*Work to do*
In the records below, pick out all lines containing the word "partie".

*Provided information*
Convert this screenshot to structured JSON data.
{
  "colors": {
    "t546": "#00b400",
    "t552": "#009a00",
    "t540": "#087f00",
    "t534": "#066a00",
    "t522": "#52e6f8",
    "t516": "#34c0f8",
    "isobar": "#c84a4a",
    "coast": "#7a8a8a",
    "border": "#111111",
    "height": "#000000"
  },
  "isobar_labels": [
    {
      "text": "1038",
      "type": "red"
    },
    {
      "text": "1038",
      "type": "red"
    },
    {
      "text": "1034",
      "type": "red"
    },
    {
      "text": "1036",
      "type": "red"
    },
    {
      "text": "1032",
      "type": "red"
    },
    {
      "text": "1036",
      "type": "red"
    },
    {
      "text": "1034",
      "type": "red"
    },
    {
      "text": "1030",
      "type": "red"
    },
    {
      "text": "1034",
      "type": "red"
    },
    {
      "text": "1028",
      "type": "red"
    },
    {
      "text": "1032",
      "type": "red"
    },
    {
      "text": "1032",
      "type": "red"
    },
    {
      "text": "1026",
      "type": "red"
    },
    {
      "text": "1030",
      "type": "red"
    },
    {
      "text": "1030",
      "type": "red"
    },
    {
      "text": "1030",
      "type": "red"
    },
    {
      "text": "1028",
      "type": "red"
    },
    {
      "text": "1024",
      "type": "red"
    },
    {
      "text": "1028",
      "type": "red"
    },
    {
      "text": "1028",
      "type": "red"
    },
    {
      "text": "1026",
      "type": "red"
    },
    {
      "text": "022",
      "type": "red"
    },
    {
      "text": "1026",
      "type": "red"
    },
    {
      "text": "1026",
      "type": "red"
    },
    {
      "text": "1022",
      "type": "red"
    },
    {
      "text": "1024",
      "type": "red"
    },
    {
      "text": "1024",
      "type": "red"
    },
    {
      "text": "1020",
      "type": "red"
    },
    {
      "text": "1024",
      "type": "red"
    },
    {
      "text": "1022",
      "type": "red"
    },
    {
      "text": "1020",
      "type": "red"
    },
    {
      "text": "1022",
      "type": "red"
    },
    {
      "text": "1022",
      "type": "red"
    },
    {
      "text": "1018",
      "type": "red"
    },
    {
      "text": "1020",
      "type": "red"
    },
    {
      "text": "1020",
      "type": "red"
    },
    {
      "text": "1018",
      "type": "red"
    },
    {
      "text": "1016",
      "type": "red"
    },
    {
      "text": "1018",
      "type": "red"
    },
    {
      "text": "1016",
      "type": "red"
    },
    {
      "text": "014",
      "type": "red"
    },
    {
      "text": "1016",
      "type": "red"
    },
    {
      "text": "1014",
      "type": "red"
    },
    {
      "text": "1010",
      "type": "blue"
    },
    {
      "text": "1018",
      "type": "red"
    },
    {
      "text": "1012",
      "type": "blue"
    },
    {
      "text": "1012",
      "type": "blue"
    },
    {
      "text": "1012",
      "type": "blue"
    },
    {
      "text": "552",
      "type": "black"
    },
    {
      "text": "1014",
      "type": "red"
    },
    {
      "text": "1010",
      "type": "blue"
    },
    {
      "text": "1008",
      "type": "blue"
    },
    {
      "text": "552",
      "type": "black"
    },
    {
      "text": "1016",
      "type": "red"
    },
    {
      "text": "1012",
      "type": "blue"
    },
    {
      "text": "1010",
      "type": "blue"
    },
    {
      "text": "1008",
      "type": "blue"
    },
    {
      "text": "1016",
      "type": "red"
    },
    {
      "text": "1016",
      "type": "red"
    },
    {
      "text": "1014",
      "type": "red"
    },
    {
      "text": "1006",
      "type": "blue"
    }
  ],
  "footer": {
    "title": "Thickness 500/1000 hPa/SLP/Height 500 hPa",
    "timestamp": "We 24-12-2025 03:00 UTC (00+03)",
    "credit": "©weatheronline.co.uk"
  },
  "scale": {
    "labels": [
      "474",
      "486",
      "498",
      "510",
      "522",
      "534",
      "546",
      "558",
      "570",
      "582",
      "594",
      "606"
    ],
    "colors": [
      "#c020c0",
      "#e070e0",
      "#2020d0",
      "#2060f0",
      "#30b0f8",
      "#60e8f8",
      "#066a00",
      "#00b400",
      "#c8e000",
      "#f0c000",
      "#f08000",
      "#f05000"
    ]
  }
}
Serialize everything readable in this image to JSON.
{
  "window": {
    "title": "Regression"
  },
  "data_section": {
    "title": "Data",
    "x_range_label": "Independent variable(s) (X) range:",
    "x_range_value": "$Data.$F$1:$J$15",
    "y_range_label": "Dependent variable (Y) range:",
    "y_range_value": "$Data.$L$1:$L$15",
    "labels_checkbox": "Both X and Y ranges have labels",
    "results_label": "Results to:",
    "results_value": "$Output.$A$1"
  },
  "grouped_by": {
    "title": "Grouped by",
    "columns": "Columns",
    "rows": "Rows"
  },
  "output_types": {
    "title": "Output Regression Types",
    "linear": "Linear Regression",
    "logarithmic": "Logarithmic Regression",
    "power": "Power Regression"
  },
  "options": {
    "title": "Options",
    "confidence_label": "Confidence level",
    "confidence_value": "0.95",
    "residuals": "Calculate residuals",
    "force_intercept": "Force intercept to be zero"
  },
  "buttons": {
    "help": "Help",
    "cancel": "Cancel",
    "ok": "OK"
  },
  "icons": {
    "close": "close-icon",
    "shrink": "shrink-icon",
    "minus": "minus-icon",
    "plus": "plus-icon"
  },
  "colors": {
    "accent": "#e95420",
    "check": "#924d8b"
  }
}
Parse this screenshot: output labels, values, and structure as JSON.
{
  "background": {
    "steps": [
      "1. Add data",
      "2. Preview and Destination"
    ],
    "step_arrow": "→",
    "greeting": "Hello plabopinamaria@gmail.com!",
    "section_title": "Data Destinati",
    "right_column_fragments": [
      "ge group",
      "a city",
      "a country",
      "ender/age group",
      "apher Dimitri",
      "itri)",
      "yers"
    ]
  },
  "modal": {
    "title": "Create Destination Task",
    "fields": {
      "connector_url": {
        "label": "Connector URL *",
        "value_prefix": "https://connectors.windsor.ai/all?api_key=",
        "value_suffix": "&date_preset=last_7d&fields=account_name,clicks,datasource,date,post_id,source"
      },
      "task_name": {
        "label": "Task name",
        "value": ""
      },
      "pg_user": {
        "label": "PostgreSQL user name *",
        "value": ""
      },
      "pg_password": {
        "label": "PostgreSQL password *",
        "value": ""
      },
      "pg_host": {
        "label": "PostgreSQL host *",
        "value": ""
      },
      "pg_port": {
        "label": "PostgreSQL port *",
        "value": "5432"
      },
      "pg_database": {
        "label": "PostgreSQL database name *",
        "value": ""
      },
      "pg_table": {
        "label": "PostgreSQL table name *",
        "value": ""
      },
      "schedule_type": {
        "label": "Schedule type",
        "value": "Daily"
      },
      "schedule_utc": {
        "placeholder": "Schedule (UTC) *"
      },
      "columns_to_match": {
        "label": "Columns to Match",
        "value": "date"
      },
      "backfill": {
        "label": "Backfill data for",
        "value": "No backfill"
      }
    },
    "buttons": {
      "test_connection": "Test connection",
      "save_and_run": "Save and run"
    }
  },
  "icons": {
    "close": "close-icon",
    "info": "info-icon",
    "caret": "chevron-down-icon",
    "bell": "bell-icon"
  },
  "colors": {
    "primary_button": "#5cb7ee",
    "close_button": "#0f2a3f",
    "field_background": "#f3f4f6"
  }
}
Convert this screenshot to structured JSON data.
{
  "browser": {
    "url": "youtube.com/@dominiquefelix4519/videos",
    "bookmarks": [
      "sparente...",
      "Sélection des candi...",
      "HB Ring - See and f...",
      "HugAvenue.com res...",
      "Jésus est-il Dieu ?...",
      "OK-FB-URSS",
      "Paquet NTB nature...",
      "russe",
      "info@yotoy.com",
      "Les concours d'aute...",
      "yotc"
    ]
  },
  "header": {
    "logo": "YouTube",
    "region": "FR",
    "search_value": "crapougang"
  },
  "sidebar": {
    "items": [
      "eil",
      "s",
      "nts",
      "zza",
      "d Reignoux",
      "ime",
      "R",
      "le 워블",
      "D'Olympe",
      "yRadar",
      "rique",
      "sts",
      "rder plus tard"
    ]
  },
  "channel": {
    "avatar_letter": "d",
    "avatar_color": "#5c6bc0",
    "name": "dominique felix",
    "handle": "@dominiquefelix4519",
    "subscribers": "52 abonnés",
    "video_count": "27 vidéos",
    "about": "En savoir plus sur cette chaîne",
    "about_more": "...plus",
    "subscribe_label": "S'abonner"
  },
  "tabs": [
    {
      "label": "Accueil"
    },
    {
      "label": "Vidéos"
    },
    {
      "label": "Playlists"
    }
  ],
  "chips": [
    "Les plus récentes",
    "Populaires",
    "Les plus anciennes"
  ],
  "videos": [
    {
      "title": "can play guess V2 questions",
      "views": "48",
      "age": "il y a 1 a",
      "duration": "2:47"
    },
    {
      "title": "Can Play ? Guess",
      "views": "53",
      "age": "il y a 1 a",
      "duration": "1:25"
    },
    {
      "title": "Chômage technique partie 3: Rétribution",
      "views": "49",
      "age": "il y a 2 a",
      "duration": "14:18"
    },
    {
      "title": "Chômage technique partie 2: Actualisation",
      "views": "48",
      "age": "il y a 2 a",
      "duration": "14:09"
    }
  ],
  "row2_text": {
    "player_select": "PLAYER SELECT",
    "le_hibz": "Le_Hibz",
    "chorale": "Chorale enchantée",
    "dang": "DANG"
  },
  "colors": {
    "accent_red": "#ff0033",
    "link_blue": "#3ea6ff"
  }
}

*Expected answer*
      "title": "Chômage technique partie 3: Rétribution",
      "title": "Chômage technique partie 2: Actualisation",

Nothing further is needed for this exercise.